■ What is asked: Set down the data below without change, skipping the pictures it holds.
----
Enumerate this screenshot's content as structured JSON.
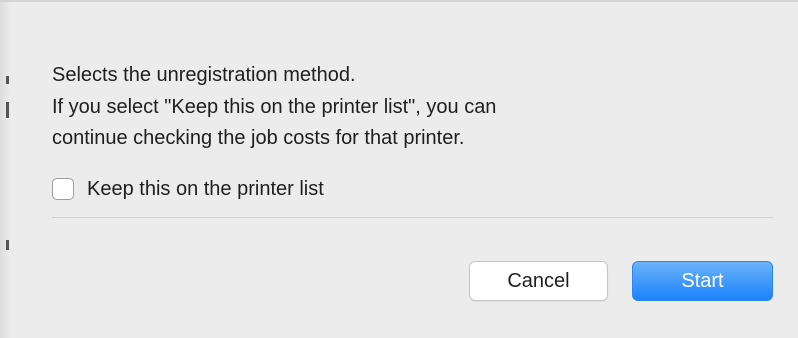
{
  "dialog": {
    "message_lines": [
      "Selects the unregistration method.",
      "If you select \"Keep this on the printer list\", you can",
      "continue checking the job costs for that printer."
    ],
    "checkbox": {
      "label": "Keep this on the printer list",
      "checked": false
    },
    "buttons": {
      "cancel_label": "Cancel",
      "start_label": "Start"
    }
  },
  "colors": {
    "background": "#ececec",
    "primary_button": "#1a82fb",
    "text": "#1e1e1e"
  }
}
----
■ Result below:
Enumerate this screenshot's content as structured JSON.
{
  "dialog": {
    "message_lines": [
      "Selects the unregistration method.",
      "If you select \"Keep this on the printer list\", you can",
      "continue checking the job costs for that printer."
    ],
    "checkbox": {
      "label": "Keep this on the printer list",
      "checked": false
    },
    "buttons": {
      "cancel_label": "Cancel",
      "start_label": "Start"
    }
  },
  "colors": {
    "background": "#ececec",
    "primary_button": "#1a82fb",
    "text": "#1e1e1e"
  }
}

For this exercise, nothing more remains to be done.